**Problem description**
Copy the records that follow exactly as written, but not their pictures.

**Records supplied**
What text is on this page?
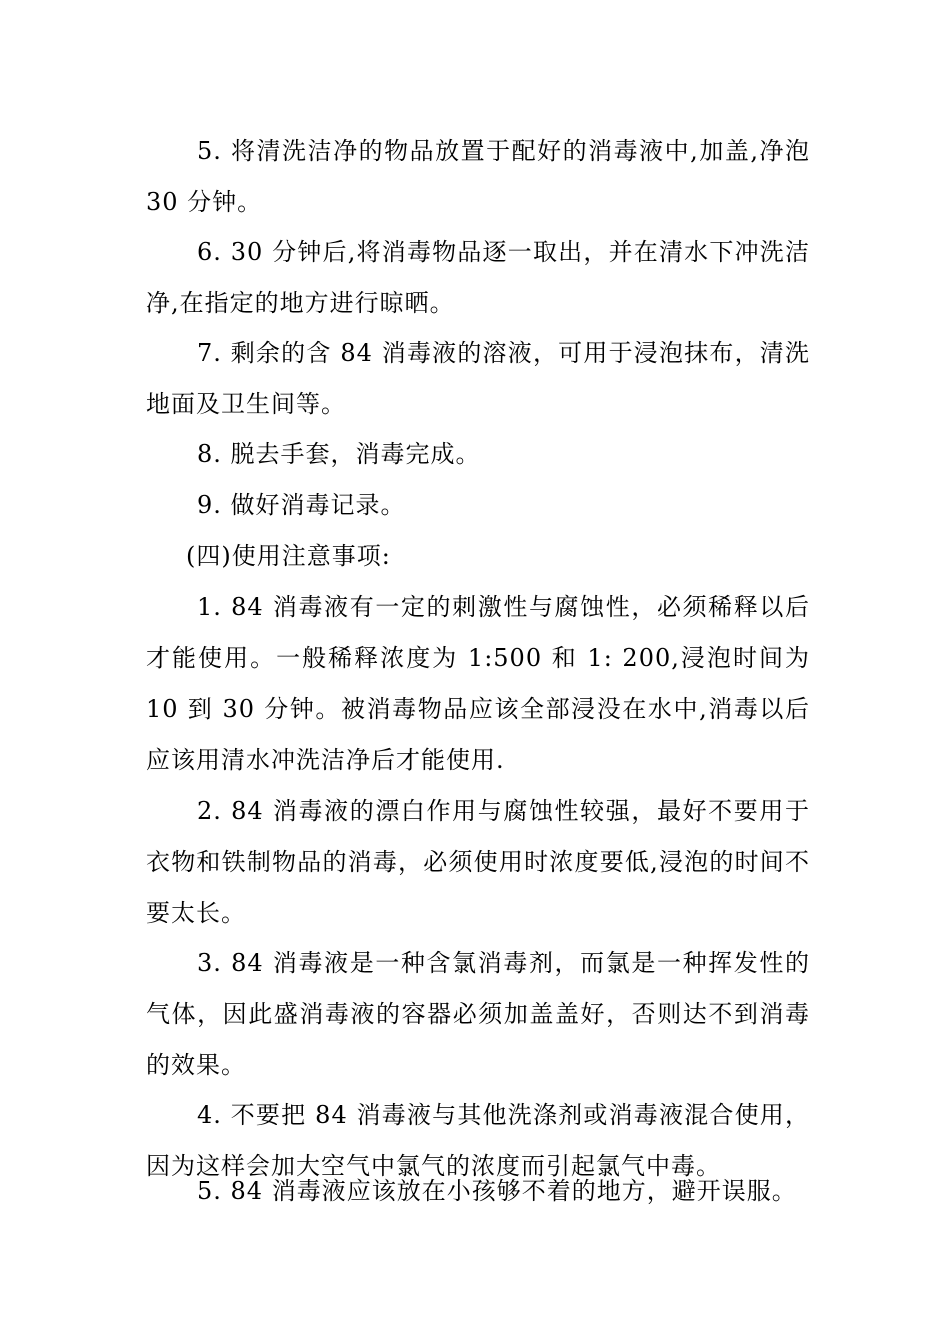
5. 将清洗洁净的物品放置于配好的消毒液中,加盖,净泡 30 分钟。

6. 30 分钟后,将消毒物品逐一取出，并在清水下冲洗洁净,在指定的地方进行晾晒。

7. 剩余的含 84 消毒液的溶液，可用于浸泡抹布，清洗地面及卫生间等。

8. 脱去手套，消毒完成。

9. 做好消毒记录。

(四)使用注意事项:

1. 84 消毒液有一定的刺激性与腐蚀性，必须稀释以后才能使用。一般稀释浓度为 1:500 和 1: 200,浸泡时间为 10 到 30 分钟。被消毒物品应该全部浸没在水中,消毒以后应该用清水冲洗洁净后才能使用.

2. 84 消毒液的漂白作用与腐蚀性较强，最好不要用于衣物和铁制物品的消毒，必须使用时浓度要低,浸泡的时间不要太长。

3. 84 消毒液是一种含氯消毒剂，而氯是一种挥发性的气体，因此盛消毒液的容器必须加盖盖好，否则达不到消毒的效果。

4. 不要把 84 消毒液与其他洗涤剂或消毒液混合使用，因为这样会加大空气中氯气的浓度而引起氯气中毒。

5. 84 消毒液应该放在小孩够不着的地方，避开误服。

**The response**
What text is on this page?
5. 将清洗洁净的物品放置于配好的消毒液中,加盖,净泡 30 分钟。

6. 30 分钟后,将消毒物品逐一取出，并在清水下冲洗洁净,在指定的地方进行晾晒。

7. 剩余的含 84 消毒液的溶液，可用于浸泡抹布，清洗地面及卫生间等。

8. 脱去手套，消毒完成。

9. 做好消毒记录。

(四)使用注意事项:

1. 84 消毒液有一定的刺激性与腐蚀性，必须稀释以后才能使用。一般稀释浓度为 1:500 和 1: 200,浸泡时间为 10 到 30 分钟。被消毒物品应该全部浸没在水中,消毒以后应该用清水冲洗洁净后才能使用.

2. 84 消毒液的漂白作用与腐蚀性较强，最好不要用于衣物和铁制物品的消毒，必须使用时浓度要低,浸泡的时间不要太长。

3. 84 消毒液是一种含氯消毒剂，而氯是一种挥发性的气体，因此盛消毒液的容器必须加盖盖好，否则达不到消毒的效果。

4. 不要把 84 消毒液与其他洗涤剂或消毒液混合使用，因为这样会加大空气中氯气的浓度而引起氯气中毒。

5. 84 消毒液应该放在小孩够不着的地方，避开误服。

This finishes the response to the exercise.